>> BEGIN Supplied data

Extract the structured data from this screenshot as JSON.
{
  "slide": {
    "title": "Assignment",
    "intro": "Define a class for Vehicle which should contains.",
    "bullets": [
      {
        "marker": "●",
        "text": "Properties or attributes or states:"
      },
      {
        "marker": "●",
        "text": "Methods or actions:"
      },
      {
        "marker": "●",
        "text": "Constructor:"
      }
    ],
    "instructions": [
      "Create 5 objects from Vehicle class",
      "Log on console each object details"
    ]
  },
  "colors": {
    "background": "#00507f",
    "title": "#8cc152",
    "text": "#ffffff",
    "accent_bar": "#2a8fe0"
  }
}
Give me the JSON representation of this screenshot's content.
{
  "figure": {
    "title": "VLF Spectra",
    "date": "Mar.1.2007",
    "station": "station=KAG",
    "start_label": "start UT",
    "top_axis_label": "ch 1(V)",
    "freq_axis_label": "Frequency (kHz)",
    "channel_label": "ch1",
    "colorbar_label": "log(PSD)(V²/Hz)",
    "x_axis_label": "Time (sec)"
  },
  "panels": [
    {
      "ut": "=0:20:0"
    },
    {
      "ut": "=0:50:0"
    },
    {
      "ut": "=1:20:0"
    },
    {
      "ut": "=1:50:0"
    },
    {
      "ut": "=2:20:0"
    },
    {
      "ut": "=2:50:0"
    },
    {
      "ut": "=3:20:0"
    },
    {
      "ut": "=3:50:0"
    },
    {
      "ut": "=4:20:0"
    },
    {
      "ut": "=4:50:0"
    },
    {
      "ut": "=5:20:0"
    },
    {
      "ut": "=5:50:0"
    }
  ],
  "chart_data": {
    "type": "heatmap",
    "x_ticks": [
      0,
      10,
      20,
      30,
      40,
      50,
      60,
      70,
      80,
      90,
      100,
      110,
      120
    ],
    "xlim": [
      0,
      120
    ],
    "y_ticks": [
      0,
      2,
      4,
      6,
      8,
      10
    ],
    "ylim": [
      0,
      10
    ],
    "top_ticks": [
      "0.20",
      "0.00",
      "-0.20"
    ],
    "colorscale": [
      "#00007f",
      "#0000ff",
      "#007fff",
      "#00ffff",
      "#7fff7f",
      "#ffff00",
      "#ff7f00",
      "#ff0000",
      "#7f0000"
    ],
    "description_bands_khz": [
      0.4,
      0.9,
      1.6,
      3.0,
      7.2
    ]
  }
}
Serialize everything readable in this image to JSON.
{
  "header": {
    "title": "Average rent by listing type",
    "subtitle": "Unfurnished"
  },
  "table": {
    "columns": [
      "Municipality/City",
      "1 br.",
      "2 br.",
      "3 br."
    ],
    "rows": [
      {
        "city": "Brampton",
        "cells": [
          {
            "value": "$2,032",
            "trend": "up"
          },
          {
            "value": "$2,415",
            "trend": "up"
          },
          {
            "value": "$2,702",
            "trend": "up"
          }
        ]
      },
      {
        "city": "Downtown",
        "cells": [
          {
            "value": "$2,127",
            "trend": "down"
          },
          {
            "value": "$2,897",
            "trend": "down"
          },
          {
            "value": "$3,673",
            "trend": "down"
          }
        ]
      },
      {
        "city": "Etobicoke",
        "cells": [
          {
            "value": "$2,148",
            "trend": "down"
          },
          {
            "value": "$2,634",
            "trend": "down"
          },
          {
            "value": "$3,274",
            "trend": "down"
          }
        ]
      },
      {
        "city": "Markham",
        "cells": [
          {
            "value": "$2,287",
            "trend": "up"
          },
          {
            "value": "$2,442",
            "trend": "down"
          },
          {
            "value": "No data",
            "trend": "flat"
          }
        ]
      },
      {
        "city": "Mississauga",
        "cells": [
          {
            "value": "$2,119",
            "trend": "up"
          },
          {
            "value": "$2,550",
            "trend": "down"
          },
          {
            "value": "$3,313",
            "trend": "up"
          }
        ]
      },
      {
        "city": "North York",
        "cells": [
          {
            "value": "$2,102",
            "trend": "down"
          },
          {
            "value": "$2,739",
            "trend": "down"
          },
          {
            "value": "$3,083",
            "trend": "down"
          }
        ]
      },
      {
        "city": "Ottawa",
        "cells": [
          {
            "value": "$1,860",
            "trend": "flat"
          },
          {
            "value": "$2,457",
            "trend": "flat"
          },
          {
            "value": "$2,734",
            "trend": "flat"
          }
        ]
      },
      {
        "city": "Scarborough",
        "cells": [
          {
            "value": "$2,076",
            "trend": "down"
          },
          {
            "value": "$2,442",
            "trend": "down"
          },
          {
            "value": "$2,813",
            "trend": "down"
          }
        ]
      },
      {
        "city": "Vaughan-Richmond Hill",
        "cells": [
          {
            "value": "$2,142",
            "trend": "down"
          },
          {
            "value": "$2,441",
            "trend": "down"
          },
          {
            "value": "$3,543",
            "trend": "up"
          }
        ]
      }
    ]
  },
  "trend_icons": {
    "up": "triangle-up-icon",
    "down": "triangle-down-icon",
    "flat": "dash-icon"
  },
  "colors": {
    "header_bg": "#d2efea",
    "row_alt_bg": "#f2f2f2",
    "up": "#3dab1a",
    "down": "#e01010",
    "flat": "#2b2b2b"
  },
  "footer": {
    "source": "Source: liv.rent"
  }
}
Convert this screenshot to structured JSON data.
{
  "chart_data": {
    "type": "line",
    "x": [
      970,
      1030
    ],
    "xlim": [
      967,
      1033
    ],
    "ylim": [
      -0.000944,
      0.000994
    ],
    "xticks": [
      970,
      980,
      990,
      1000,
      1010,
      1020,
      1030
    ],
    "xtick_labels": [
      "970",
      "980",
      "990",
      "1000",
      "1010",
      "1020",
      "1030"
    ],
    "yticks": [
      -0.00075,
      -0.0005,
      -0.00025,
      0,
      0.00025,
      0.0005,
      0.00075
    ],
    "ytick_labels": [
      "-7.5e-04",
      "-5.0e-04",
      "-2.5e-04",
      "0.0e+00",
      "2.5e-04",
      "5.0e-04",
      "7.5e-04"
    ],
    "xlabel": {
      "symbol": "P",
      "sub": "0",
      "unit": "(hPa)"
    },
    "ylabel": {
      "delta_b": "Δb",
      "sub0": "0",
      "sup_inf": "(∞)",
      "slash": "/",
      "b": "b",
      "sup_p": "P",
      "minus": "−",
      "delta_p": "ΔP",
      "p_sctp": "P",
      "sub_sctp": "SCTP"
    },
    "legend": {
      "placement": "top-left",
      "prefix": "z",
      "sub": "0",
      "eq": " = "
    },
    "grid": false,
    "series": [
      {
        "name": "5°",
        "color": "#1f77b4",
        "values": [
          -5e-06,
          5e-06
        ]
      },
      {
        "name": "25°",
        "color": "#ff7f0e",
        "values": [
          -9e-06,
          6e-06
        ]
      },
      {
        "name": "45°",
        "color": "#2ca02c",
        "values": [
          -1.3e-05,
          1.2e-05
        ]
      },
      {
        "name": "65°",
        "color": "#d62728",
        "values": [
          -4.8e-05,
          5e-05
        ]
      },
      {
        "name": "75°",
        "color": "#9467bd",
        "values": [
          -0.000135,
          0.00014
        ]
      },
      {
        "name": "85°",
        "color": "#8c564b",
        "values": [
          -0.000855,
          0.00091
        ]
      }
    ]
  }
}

>> END Supplied data

Objective: Repeat each entry word for word.

Answer to this exercise:
Extract the structured data from this screenshot as JSON.
{
  "slide": {
    "title": "Assignment",
    "intro": "Define a class for Vehicle which should contains.",
    "bullets": [
      {
        "marker": "●",
        "text": "Properties or attributes or states:"
      },
      {
        "marker": "●",
        "text": "Methods or actions:"
      },
      {
        "marker": "●",
        "text": "Constructor:"
      }
    ],
    "instructions": [
      "Create 5 objects from Vehicle class",
      "Log on console each object details"
    ]
  },
  "colors": {
    "background": "#00507f",
    "title": "#8cc152",
    "text": "#ffffff",
    "accent_bar": "#2a8fe0"
  }
}
Give me the JSON representation of this screenshot's content.
{
  "figure": {
    "title": "VLF Spectra",
    "date": "Mar.1.2007",
    "station": "station=KAG",
    "start_label": "start UT",
    "top_axis_label": "ch 1(V)",
    "freq_axis_label": "Frequency (kHz)",
    "channel_label": "ch1",
    "colorbar_label": "log(PSD)(V²/Hz)",
    "x_axis_label": "Time (sec)"
  },
  "panels": [
    {
      "ut": "=0:20:0"
    },
    {
      "ut": "=0:50:0"
    },
    {
      "ut": "=1:20:0"
    },
    {
      "ut": "=1:50:0"
    },
    {
      "ut": "=2:20:0"
    },
    {
      "ut": "=2:50:0"
    },
    {
      "ut": "=3:20:0"
    },
    {
      "ut": "=3:50:0"
    },
    {
      "ut": "=4:20:0"
    },
    {
      "ut": "=4:50:0"
    },
    {
      "ut": "=5:20:0"
    },
    {
      "ut": "=5:50:0"
    }
  ],
  "chart_data": {
    "type": "heatmap",
    "x_ticks": [
      0,
      10,
      20,
      30,
      40,
      50,
      60,
      70,
      80,
      90,
      100,
      110,
      120
    ],
    "xlim": [
      0,
      120
    ],
    "y_ticks": [
      0,
      2,
      4,
      6,
      8,
      10
    ],
    "ylim": [
      0,
      10
    ],
    "top_ticks": [
      "0.20",
      "0.00",
      "-0.20"
    ],
    "colorscale": [
      "#00007f",
      "#0000ff",
      "#007fff",
      "#00ffff",
      "#7fff7f",
      "#ffff00",
      "#ff7f00",
      "#ff0000",
      "#7f0000"
    ],
    "description_bands_khz": [
      0.4,
      0.9,
      1.6,
      3.0,
      7.2
    ]
  }
}
Serialize everything readable in this image to JSON.
{
  "header": {
    "title": "Average rent by listing type",
    "subtitle": "Unfurnished"
  },
  "table": {
    "columns": [
      "Municipality/City",
      "1 br.",
      "2 br.",
      "3 br."
    ],
    "rows": [
      {
        "city": "Brampton",
        "cells": [
          {
            "value": "$2,032",
            "trend": "up"
          },
          {
            "value": "$2,415",
            "trend": "up"
          },
          {
            "value": "$2,702",
            "trend": "up"
          }
        ]
      },
      {
        "city": "Downtown",
        "cells": [
          {
            "value": "$2,127",
            "trend": "down"
          },
          {
            "value": "$2,897",
            "trend": "down"
          },
          {
            "value": "$3,673",
            "trend": "down"
          }
        ]
      },
      {
        "city": "Etobicoke",
        "cells": [
          {
            "value": "$2,148",
            "trend": "down"
          },
          {
            "value": "$2,634",
            "trend": "down"
          },
          {
            "value": "$3,274",
            "trend": "down"
          }
        ]
      },
      {
        "city": "Markham",
        "cells": [
          {
            "value": "$2,287",
            "trend": "up"
          },
          {
            "value": "$2,442",
            "trend": "down"
          },
          {
            "value": "No data",
            "trend": "flat"
          }
        ]
      },
      {
        "city": "Mississauga",
        "cells": [
          {
            "value": "$2,119",
            "trend": "up"
          },
          {
            "value": "$2,550",
            "trend": "down"
          },
          {
            "value": "$3,313",
            "trend": "up"
          }
        ]
      },
      {
        "city": "North York",
        "cells": [
          {
            "value": "$2,102",
            "trend": "down"
          },
          {
            "value": "$2,739",
            "trend": "down"
          },
          {
            "value": "$3,083",
            "trend": "down"
          }
        ]
      },
      {
        "city": "Ottawa",
        "cells": [
          {
            "value": "$1,860",
            "trend": "flat"
          },
          {
            "value": "$2,457",
            "trend": "flat"
          },
          {
            "value": "$2,734",
            "trend": "flat"
          }
        ]
      },
      {
        "city": "Scarborough",
        "cells": [
          {
            "value": "$2,076",
            "trend": "down"
          },
          {
            "value": "$2,442",
            "trend": "down"
          },
          {
            "value": "$2,813",
            "trend": "down"
          }
        ]
      },
      {
        "city": "Vaughan-Richmond Hill",
        "cells": [
          {
            "value": "$2,142",
            "trend": "down"
          },
          {
            "value": "$2,441",
            "trend": "down"
          },
          {
            "value": "$3,543",
            "trend": "up"
          }
        ]
      }
    ]
  },
  "trend_icons": {
    "up": "triangle-up-icon",
    "down": "triangle-down-icon",
    "flat": "dash-icon"
  },
  "colors": {
    "header_bg": "#d2efea",
    "row_alt_bg": "#f2f2f2",
    "up": "#3dab1a",
    "down": "#e01010",
    "flat": "#2b2b2b"
  },
  "footer": {
    "source": "Source: liv.rent"
  }
}
Convert this screenshot to structured JSON data.
{
  "chart_data": {
    "type": "line",
    "x": [
      970,
      1030
    ],
    "xlim": [
      967,
      1033
    ],
    "ylim": [
      -0.000944,
      0.000994
    ],
    "xticks": [
      970,
      980,
      990,
      1000,
      1010,
      1020,
      1030
    ],
    "xtick_labels": [
      "970",
      "980",
      "990",
      "1000",
      "1010",
      "1020",
      "1030"
    ],
    "yticks": [
      -0.00075,
      -0.0005,
      -0.00025,
      0,
      0.00025,
      0.0005,
      0.00075
    ],
    "ytick_labels": [
      "-7.5e-04",
      "-5.0e-04",
      "-2.5e-04",
      "0.0e+00",
      "2.5e-04",
      "5.0e-04",
      "7.5e-04"
    ],
    "xlabel": {
      "symbol": "P",
      "sub": "0",
      "unit": "(hPa)"
    },
    "ylabel": {
      "delta_b": "Δb",
      "sub0": "0",
      "sup_inf": "(∞)",
      "slash": "/",
      "b": "b",
      "sup_p": "P",
      "minus": "−",
      "delta_p": "ΔP",
      "p_sctp": "P",
      "sub_sctp": "SCTP"
    },
    "legend": {
      "placement": "top-left",
      "prefix": "z",
      "sub": "0",
      "eq": " = "
    },
    "grid": false,
    "series": [
      {
        "name": "5°",
        "color": "#1f77b4",
        "values": [
          -5e-06,
          5e-06
        ]
      },
      {
        "name": "25°",
        "color": "#ff7f0e",
        "values": [
          -9e-06,
          6e-06
        ]
      },
      {
        "name": "45°",
        "color": "#2ca02c",
        "values": [
          -1.3e-05,
          1.2e-05
        ]
      },
      {
        "name": "65°",
        "color": "#d62728",
        "values": [
          -4.8e-05,
          5e-05
        ]
      },
      {
        "name": "75°",
        "color": "#9467bd",
        "values": [
          -0.000135,
          0.00014
        ]
      },
      {
        "name": "85°",
        "color": "#8c564b",
        "values": [
          -0.000855,
          0.00091
        ]
      }
    ]
  }
}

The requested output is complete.